For the copy, please give all of the data again exactly and leave the pictures out.

........

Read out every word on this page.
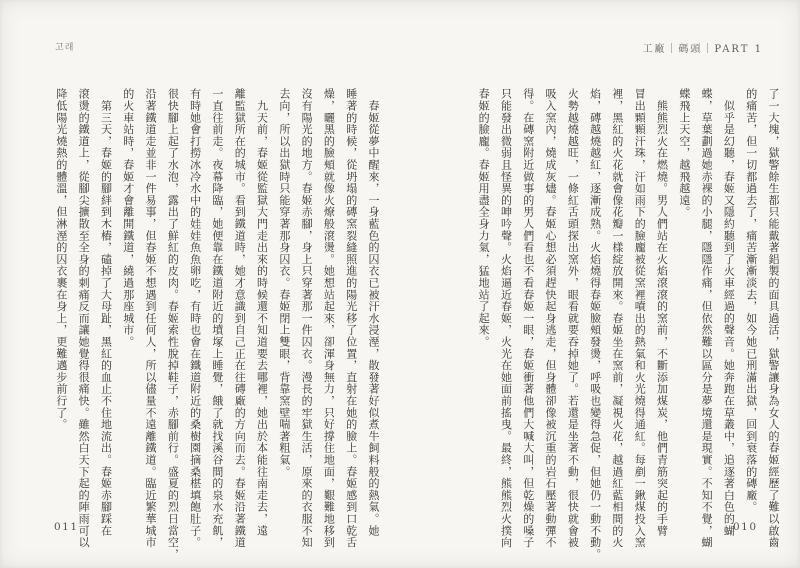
고래	工廠｜碼頭｜PART 1
　春姬從夢中醒來，一身藍色的囚衣已被汗水浸溼，散發著好似煮牛飼料般的熱氣。她
睡著的時候，從坍塌的磚窯裂縫照進的陽光移了位置，直射在她的臉上。春姬感到口乾舌
燥，曬黑的臉頰就像火燎般滾燙。她想站起來，卻渾身無力，只好撐住地面，艱難地移到
沒有陽光的地方。春姬赤腳，身上只穿著那一件囚衣。漫長的牢獄生活，原來的衣服不知
去向，所以出獄時只能穿著那身囚衣。春姬閉上雙眼，背靠窯壁喘著粗氣。
　九天前，春姬從監獄大門走出來的時候還不知道要去哪裡，她出於本能往南走去，遠
離監獄所在的城市。看到鐵道時，她才意識到自己正在往磚廠的方向而去。春姬沿著鐵道
一直往前走。夜幕降臨，她便靠在鐵道附近的墳塚上睡覺，餓了就找溪谷間的泉水充飢，
有時她會打撈冰冷水中的娃娃魚魚卵吃，有時也會在鐵道附近的桑樹園摘桑椹填飽肚子。
很快腳上起了水泡，露出了鮮紅的皮肉。春姬索性脫掉鞋子，赤腳前行。盛夏的烈日當空，
沿著鐵道走並非一件易事，但春姬不想遇到任何人，所以儘量不遠離鐵道。臨近繁華城市
的火車站時，春姬才會離開鐵道，繞過那座城市。
　第三天，春姬的腳絆到木樁，磕掉了大母趾，黑紅的血止不住地流出。春姬赤腳踩在
滾燙的鐵道上，從腳尖擴散至全身的刺痛反而讓她覺得很痛快。雖然白天下起的陣雨可以
降低陽光燒熱的體溫，但淋溼的囚衣裹在身上，更難邁步前行了。	了一大塊，獄警餘生都只能戴著鋁製的面具過活，獄警讓身為女人的春姬經歷了難以啟齒
的痛苦，但一切都過去了，痛苦漸漸淡去，如今她已刑滿出獄，回到衰落的磚廠。
　似乎是幻聽，春姬又隱約聽到了火車經過的聲音。她奔跑在草叢中，追逐著白色的蝴
蝶，草葉劃過她赤裸的小腿，隱隱作痛，但依然難以區分是夢境還是現實。不知不覺，蝴
蝶飛上天空，越飛越遠。
　熊熊烈火在燃燒。男人們站在火焰滾滾的窯前，不斷添加煤炭，他們青筋突起的手臂
冒出顆顆汗珠，汗如雨下的臉龐被從窯裡噴出的熱氣和火光燒得通紅。每剷一鍬煤投入窯
裡，黑紅的火花就會像花瓣一樣綻放開來。春姬坐在窯前，凝視火花，越過紅藍相間的火
焰，磚越燒越紅，逐漸成熟。火焰燒得春姬臉頰發燙，呼吸也變得急促，但她仍一動不動。
火勢越燒越旺，一條紅舌頭探出窯外，眼看就要吞掉她了。若還是坐著不動，很快就會被
吸入窯內，燒成灰燼。春姬心想必須趕快起身逃走，但身體卻像被沉重的岩石壓著動彈不
得。在磚窯附近做事的男人們看也不看春姬一眼，春姬衝著他們大喊大叫，但乾燥的嗓子
只能發出微弱且怪異的呻吟聲。火焰逼近春姬，火光在她面前搖曳。最終，熊熊烈火撲向
春姬的臉龐。春姬用盡全身力氣，猛地站了起來。
011	010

........

(Task output)
Read out every word on this page.
고래	工廠｜碼頭｜PART 1
　春姬從夢中醒來，一身藍色的囚衣已被汗水浸溼，散發著好似煮牛飼料般的熱氣。她
睡著的時候，從坍塌的磚窯裂縫照進的陽光移了位置，直射在她的臉上。春姬感到口乾舌
燥，曬黑的臉頰就像火燎般滾燙。她想站起來，卻渾身無力，只好撐住地面，艱難地移到
沒有陽光的地方。春姬赤腳，身上只穿著那一件囚衣。漫長的牢獄生活，原來的衣服不知
去向，所以出獄時只能穿著那身囚衣。春姬閉上雙眼，背靠窯壁喘著粗氣。
　九天前，春姬從監獄大門走出來的時候還不知道要去哪裡，她出於本能往南走去，遠
離監獄所在的城市。看到鐵道時，她才意識到自己正在往磚廠的方向而去。春姬沿著鐵道
一直往前走。夜幕降臨，她便靠在鐵道附近的墳塚上睡覺，餓了就找溪谷間的泉水充飢，
有時她會打撈冰冷水中的娃娃魚魚卵吃，有時也會在鐵道附近的桑樹園摘桑椹填飽肚子。
很快腳上起了水泡，露出了鮮紅的皮肉。春姬索性脫掉鞋子，赤腳前行。盛夏的烈日當空，
沿著鐵道走並非一件易事，但春姬不想遇到任何人，所以儘量不遠離鐵道。臨近繁華城市
的火車站時，春姬才會離開鐵道，繞過那座城市。
　第三天，春姬的腳絆到木樁，磕掉了大母趾，黑紅的血止不住地流出。春姬赤腳踩在
滾燙的鐵道上，從腳尖擴散至全身的刺痛反而讓她覺得很痛快。雖然白天下起的陣雨可以
降低陽光燒熱的體溫，但淋溼的囚衣裹在身上，更難邁步前行了。	了一大塊，獄警餘生都只能戴著鋁製的面具過活，獄警讓身為女人的春姬經歷了難以啟齒
的痛苦，但一切都過去了，痛苦漸漸淡去，如今她已刑滿出獄，回到衰落的磚廠。
　似乎是幻聽，春姬又隱約聽到了火車經過的聲音。她奔跑在草叢中，追逐著白色的蝴
蝶，草葉劃過她赤裸的小腿，隱隱作痛，但依然難以區分是夢境還是現實。不知不覺，蝴
蝶飛上天空，越飛越遠。
　熊熊烈火在燃燒。男人們站在火焰滾滾的窯前，不斷添加煤炭，他們青筋突起的手臂
冒出顆顆汗珠，汗如雨下的臉龐被從窯裡噴出的熱氣和火光燒得通紅。每剷一鍬煤投入窯
裡，黑紅的火花就會像花瓣一樣綻放開來。春姬坐在窯前，凝視火花，越過紅藍相間的火
焰，磚越燒越紅，逐漸成熟。火焰燒得春姬臉頰發燙，呼吸也變得急促，但她仍一動不動。
火勢越燒越旺，一條紅舌頭探出窯外，眼看就要吞掉她了。若還是坐著不動，很快就會被
吸入窯內，燒成灰燼。春姬心想必須趕快起身逃走，但身體卻像被沉重的岩石壓著動彈不
得。在磚窯附近做事的男人們看也不看春姬一眼，春姬衝著他們大喊大叫，但乾燥的嗓子
只能發出微弱且怪異的呻吟聲。火焰逼近春姬，火光在她面前搖曳。最終，熊熊烈火撲向
春姬的臉龐。春姬用盡全身力氣，猛地站了起來。
011	010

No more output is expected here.